## [SET PROBLEM]
Take each line containing the word "有限公司" and copy it.
## Begin MATERIALS PROVIDED
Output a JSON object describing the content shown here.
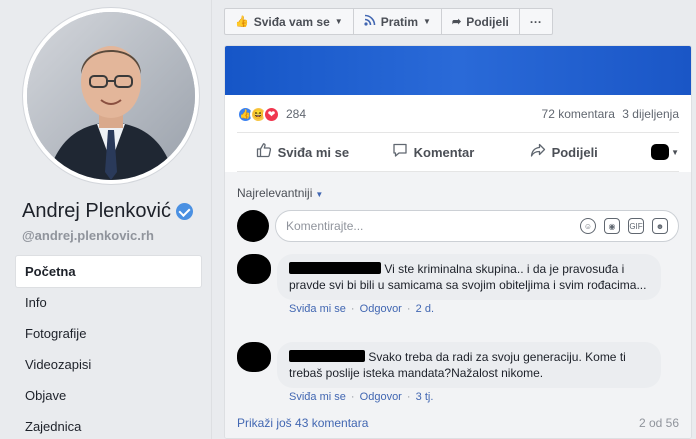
{
  "profile": {
    "name": "Andrej Plenković",
    "handle": "@andrej.plenkovic.rh"
  },
  "nav": [
    {
      "label": "Početna",
      "active": true
    },
    {
      "label": "Info"
    },
    {
      "label": "Fotografije"
    },
    {
      "label": "Videozapisi"
    },
    {
      "label": "Objave"
    },
    {
      "label": "Zajednica"
    }
  ],
  "page_actions": {
    "like": "Sviđa vam se",
    "follow": "Pratim",
    "share": "Podijeli",
    "more": "···"
  },
  "post": {
    "reaction_count": "284",
    "comment_count": "72 komentara",
    "share_count": "3 dijeljenja",
    "actions": {
      "like": "Sviđa mi se",
      "comment": "Komentar",
      "share": "Podijeli"
    }
  },
  "comments": {
    "sort_label": "Najrelevantniji",
    "composer_placeholder": "Komentirajte...",
    "items": [
      {
        "text": "Vi ste kriminalna skupina.. i da je pravosuđa i pravde svi bi bili u samicama sa svojim obiteljima i svim rođacima...",
        "like": "Sviđa mi se",
        "reply": "Odgovor",
        "time": "2 d."
      },
      {
        "text": "Svako treba da radi za svoju generaciju. Kome ti trebaš poslije isteka mandata?Nažalost nikome.",
        "like": "Sviđa mi se",
        "reply": "Odgovor",
        "time": "3 tj."
      }
    ],
    "more_link": "Prikaži još 43 komentara",
    "pagination": "2 od 56"
  },
  "colors": {
    "link": "#4267b2",
    "banner": "#1656c7",
    "verified": "#4a90e2"
  }
}
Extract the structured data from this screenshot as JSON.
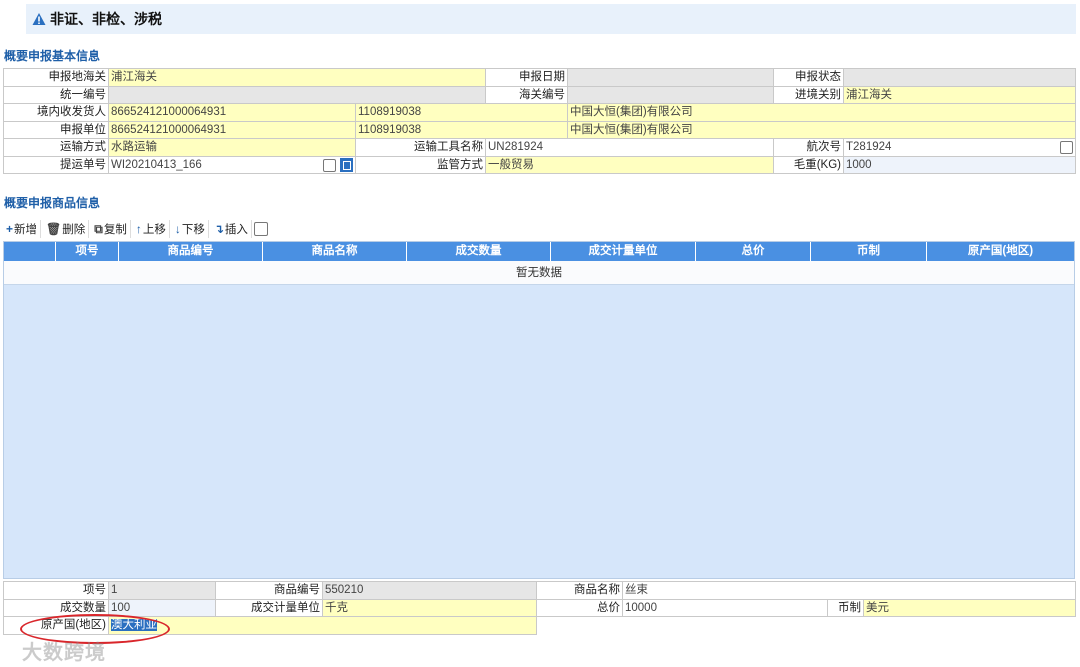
{
  "header": {
    "title": "非证、非检、涉税"
  },
  "basic_info": {
    "section_title": "概要申报基本信息",
    "declare_port_label": "申报地海关",
    "declare_port_value": "浦江海关",
    "declare_date_label": "申报日期",
    "declare_date_value": "",
    "declare_status_label": "申报状态",
    "declare_status_value": "",
    "unified_no_label": "统一编号",
    "unified_no_value": "",
    "customs_no_label": "海关编号",
    "customs_no_value": "",
    "entry_port_label": "进境关别",
    "entry_port_value": "浦江海关",
    "consignee_label": "境内收发货人",
    "consignee_code": "866524121000064931",
    "consignee_code2": "1108919038",
    "consignee_name": "中国大恒(集团)有限公司",
    "applicant_label": "申报单位",
    "applicant_code": "866524121000064931",
    "applicant_code2": "1108919038",
    "applicant_name": "中国大恒(集团)有限公司",
    "transport_mode_label": "运输方式",
    "transport_mode_value": "水路运输",
    "vehicle_name_label": "运输工具名称",
    "vehicle_name_value": "UN281924",
    "voyage_label": "航次号",
    "voyage_value": "T281924",
    "bill_no_label": "提运单号",
    "bill_no_value": "WI20210413_166",
    "supervision_label": "监管方式",
    "supervision_value": "一般贸易",
    "gross_weight_label": "毛重(KG)",
    "gross_weight_value": "1000"
  },
  "goods": {
    "section_title": "概要申报商品信息",
    "toolbar": {
      "add": "新增",
      "delete": "删除",
      "copy": "复制",
      "up": "上移",
      "down": "下移",
      "insert": "插入"
    },
    "columns": [
      "项号",
      "商品编号",
      "商品名称",
      "成交数量",
      "成交计量单位",
      "总价",
      "币制",
      "原产国(地区)"
    ],
    "empty_text": "暂无数据"
  },
  "detail": {
    "item_no_label": "项号",
    "item_no_value": "1",
    "hs_code_label": "商品编号",
    "hs_code_value": "550210",
    "goods_name_label": "商品名称",
    "goods_name_value": "丝束",
    "qty_label": "成交数量",
    "qty_value": "100",
    "unit_label": "成交计量单位",
    "unit_value": "千克",
    "total_label": "总价",
    "total_value": "10000",
    "currency_label": "币制",
    "currency_value": "美元",
    "origin_label": "原产国(地区)",
    "origin_value": "澳大利亚"
  },
  "watermark": "大数跨境",
  "colors": {
    "header_blue": "#4a90e2",
    "field_yellow": "#ffffc0",
    "annotation_red": "#d9262b"
  }
}
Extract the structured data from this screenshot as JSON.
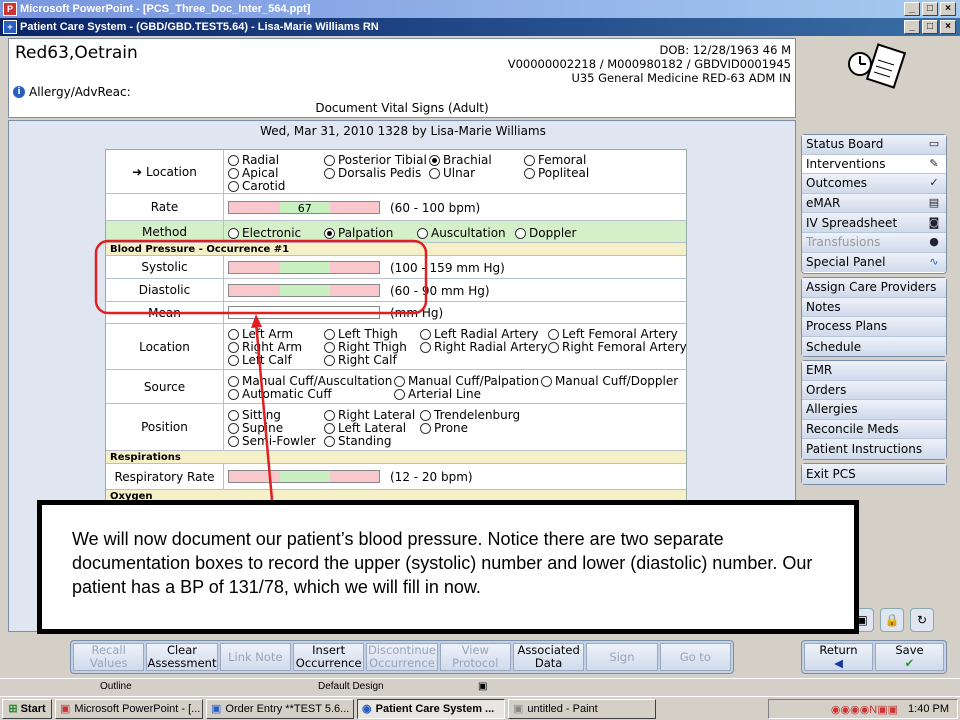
## End MATERIALS PROVIDED
## [EXERCISE ANSWER]
    "consignee_name": "中国大恒(集团)有限公司",
    "applicant_name": "中国大恒(集团)有限公司",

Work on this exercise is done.